TASK BRIEF: State the number of lines, and only that number, in which the word "acara" appears.

Raw records:
◇ ◇ ◇

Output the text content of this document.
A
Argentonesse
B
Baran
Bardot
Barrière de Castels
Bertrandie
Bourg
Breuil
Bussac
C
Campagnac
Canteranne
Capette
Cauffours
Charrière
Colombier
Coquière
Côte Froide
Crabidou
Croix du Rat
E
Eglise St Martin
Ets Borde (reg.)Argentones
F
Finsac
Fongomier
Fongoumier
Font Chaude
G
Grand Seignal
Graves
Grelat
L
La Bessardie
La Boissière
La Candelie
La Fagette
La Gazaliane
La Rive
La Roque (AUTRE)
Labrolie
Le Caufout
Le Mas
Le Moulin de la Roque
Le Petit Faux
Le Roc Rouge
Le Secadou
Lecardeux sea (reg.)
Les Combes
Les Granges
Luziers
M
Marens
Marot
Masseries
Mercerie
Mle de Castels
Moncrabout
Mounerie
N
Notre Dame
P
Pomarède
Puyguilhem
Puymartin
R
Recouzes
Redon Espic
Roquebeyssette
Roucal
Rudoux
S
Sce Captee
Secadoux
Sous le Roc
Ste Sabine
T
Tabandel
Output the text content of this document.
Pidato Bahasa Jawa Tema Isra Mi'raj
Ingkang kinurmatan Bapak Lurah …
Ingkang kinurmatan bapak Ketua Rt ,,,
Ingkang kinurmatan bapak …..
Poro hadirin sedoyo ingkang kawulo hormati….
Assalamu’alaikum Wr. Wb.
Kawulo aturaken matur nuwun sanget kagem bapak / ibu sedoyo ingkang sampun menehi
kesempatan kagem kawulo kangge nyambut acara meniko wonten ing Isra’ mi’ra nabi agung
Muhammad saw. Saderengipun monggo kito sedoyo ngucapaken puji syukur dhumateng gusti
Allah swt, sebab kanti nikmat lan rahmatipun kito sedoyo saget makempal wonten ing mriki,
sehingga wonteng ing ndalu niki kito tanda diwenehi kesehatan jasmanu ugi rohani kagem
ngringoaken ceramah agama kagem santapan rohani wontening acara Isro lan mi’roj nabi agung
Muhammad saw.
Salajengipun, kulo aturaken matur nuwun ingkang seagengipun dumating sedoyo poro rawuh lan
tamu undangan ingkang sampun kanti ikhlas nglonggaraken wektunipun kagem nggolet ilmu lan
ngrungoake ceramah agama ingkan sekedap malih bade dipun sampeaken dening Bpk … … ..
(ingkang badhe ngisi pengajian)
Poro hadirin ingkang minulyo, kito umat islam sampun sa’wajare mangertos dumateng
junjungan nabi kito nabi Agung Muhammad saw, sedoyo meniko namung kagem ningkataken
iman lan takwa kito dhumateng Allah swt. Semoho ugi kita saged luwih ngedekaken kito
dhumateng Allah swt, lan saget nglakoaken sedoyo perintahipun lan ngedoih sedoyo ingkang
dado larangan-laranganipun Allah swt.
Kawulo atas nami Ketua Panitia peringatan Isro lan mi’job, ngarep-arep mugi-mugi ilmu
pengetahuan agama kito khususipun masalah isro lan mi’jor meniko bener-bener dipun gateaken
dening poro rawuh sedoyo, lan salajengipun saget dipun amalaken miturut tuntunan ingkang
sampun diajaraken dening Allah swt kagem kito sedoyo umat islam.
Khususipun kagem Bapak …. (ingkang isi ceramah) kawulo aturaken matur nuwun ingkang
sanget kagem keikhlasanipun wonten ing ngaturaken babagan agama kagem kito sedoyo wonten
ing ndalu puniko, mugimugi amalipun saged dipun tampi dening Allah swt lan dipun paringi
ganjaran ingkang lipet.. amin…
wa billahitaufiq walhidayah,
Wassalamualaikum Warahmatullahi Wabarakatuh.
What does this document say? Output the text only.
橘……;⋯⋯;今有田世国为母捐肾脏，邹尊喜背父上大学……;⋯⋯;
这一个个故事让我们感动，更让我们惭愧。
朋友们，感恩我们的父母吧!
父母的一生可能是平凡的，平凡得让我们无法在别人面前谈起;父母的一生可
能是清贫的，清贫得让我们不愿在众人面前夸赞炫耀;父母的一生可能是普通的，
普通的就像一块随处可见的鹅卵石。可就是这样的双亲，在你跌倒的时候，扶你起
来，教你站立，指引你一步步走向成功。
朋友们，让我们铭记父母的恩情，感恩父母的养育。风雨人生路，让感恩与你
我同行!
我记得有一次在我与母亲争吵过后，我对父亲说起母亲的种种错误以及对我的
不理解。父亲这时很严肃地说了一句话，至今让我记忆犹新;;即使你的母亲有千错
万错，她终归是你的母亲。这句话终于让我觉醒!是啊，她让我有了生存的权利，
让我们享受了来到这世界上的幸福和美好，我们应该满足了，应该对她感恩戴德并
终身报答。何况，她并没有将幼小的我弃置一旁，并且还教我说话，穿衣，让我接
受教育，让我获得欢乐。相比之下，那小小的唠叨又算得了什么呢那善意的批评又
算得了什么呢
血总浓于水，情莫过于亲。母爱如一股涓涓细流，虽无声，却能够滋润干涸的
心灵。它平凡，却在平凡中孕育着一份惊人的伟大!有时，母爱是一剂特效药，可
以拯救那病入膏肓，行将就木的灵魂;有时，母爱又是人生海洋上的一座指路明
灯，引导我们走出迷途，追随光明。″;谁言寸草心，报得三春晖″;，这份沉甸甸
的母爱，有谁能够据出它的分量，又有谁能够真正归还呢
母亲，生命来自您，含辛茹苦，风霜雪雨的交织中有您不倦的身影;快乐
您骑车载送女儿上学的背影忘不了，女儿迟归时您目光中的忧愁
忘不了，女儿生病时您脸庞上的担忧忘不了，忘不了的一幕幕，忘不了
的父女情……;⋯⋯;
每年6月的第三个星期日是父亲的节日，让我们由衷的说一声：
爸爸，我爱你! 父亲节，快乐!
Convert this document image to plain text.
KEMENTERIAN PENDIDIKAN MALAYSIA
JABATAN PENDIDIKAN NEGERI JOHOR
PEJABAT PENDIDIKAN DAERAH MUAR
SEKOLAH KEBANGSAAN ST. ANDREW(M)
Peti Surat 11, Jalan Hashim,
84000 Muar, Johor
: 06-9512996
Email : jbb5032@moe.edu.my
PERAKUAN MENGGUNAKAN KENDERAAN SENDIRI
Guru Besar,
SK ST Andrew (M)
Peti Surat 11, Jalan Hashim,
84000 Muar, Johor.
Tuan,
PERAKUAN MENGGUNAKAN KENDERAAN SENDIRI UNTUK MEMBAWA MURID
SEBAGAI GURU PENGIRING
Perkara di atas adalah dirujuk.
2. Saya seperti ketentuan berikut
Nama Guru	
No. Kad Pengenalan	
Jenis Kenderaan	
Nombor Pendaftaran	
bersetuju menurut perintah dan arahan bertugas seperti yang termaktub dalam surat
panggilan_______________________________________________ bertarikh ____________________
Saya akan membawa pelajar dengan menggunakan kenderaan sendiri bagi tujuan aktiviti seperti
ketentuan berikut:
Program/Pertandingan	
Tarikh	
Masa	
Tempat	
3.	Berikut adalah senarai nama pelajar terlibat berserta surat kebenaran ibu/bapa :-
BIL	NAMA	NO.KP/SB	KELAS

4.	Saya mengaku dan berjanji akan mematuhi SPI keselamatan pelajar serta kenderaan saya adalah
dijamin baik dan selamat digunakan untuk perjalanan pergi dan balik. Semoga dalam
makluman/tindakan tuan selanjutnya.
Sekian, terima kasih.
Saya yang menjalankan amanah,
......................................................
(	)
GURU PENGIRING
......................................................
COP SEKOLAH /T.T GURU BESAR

◇ ◇ ◇

TASK SOLUTION: 2